Exercise>
Look through the material and copy each line holding "date".

Data entries:
§
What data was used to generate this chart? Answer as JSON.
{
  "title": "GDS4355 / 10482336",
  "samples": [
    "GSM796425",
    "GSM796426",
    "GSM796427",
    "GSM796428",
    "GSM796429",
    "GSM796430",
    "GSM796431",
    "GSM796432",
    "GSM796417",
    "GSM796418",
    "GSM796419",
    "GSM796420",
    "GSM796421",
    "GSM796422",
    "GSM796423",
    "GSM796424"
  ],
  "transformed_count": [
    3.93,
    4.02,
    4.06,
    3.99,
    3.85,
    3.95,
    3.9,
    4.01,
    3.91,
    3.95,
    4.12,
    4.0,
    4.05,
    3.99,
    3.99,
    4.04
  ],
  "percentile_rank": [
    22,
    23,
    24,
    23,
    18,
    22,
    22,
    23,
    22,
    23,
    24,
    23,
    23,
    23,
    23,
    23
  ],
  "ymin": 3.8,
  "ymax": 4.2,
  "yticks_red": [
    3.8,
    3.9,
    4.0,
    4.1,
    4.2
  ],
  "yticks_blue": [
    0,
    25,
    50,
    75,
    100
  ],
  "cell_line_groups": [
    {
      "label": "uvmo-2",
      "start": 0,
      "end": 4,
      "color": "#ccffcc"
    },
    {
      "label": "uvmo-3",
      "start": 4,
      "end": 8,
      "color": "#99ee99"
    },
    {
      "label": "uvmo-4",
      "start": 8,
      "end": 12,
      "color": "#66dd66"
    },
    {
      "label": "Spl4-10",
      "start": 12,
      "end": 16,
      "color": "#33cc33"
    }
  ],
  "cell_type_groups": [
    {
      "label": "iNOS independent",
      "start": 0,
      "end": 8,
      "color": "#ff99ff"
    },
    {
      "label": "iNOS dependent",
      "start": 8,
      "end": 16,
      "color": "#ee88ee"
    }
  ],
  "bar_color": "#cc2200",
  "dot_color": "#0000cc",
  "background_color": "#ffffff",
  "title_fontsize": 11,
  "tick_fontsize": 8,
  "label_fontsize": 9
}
§
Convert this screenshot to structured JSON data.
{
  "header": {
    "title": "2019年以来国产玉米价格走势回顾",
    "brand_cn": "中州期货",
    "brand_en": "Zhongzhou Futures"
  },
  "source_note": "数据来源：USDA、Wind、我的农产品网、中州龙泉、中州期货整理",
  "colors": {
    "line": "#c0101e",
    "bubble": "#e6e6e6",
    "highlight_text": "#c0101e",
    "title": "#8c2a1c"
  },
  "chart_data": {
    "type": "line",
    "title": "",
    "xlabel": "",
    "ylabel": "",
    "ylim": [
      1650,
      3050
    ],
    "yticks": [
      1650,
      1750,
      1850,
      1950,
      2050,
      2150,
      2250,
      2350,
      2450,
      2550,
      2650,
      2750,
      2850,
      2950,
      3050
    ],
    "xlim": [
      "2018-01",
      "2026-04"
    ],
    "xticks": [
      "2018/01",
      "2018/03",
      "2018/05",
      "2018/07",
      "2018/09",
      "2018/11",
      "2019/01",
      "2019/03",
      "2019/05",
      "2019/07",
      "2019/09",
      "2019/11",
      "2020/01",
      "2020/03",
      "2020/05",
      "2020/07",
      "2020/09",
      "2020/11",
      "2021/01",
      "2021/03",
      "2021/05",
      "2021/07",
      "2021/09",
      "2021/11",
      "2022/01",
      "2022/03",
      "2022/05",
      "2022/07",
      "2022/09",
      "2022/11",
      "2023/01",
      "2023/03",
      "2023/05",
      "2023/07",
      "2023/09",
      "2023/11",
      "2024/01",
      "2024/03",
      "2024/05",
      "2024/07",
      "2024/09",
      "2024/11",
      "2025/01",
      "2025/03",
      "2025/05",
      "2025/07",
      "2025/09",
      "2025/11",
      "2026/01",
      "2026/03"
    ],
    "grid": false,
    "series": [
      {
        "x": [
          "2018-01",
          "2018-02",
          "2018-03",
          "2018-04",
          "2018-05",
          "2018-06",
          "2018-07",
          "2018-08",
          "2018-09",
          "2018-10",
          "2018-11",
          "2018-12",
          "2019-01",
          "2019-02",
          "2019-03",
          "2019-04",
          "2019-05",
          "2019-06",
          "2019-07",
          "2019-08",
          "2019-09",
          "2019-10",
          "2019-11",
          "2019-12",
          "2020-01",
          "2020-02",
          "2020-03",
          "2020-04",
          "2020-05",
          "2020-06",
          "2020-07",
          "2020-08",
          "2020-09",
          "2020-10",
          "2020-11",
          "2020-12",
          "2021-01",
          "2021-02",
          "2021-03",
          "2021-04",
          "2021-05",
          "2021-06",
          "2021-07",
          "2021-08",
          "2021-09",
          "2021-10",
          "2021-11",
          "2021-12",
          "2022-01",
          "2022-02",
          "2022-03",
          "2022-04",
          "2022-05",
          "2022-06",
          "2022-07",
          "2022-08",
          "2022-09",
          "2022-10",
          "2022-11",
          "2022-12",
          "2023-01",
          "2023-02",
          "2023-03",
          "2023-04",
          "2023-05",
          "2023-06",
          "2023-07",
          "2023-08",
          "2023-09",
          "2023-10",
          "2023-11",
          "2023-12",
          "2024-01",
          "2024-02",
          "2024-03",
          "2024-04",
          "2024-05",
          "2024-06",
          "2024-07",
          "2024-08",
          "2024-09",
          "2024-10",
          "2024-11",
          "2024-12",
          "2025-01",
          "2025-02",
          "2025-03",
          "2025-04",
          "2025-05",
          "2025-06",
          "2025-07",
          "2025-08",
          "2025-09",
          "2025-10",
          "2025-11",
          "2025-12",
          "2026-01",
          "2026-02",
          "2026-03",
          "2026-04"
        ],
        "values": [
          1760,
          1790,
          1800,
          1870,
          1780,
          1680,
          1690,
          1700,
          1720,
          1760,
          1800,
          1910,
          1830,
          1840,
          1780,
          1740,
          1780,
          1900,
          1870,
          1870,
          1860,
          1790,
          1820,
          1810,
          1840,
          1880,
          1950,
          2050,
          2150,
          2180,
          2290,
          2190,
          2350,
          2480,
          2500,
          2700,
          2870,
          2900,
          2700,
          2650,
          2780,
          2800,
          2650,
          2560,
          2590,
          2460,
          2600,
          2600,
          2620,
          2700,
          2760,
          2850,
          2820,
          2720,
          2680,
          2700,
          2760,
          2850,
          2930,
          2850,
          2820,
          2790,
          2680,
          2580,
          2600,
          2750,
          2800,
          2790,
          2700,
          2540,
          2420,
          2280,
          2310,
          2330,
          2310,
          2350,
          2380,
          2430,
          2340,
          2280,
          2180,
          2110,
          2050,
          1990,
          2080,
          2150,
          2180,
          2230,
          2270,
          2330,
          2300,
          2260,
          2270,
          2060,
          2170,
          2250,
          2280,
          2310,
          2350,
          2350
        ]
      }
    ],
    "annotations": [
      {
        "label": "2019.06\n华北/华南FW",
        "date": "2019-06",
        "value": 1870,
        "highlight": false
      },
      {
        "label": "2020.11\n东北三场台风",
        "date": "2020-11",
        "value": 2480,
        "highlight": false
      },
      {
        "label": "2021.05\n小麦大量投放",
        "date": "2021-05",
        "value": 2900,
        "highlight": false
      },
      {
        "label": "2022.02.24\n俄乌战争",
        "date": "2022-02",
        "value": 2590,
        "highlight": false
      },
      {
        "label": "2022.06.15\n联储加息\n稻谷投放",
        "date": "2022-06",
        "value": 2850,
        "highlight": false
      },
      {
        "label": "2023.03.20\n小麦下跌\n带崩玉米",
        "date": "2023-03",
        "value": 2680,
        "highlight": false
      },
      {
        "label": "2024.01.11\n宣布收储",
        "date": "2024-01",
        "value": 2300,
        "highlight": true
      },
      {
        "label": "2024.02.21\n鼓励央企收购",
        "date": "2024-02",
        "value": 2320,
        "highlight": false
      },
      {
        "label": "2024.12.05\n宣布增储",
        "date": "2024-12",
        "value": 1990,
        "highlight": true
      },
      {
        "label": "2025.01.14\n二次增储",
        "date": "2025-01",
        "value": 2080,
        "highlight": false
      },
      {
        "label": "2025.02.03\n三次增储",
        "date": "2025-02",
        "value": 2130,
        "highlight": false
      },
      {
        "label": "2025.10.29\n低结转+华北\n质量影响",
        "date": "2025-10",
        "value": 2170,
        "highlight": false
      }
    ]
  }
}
§
Expected answer>
        "date": "2019-06",
        "date": "2020-11",
        "date": "2021-05",
        "date": "2022-02",
        "date": "2022-06",
        "date": "2023-03",
        "date": "2024-01",
        "date": "2024-02",
        "date": "2024-12",
        "date": "2025-01",
        "date": "2025-02",
        "date": "2025-10",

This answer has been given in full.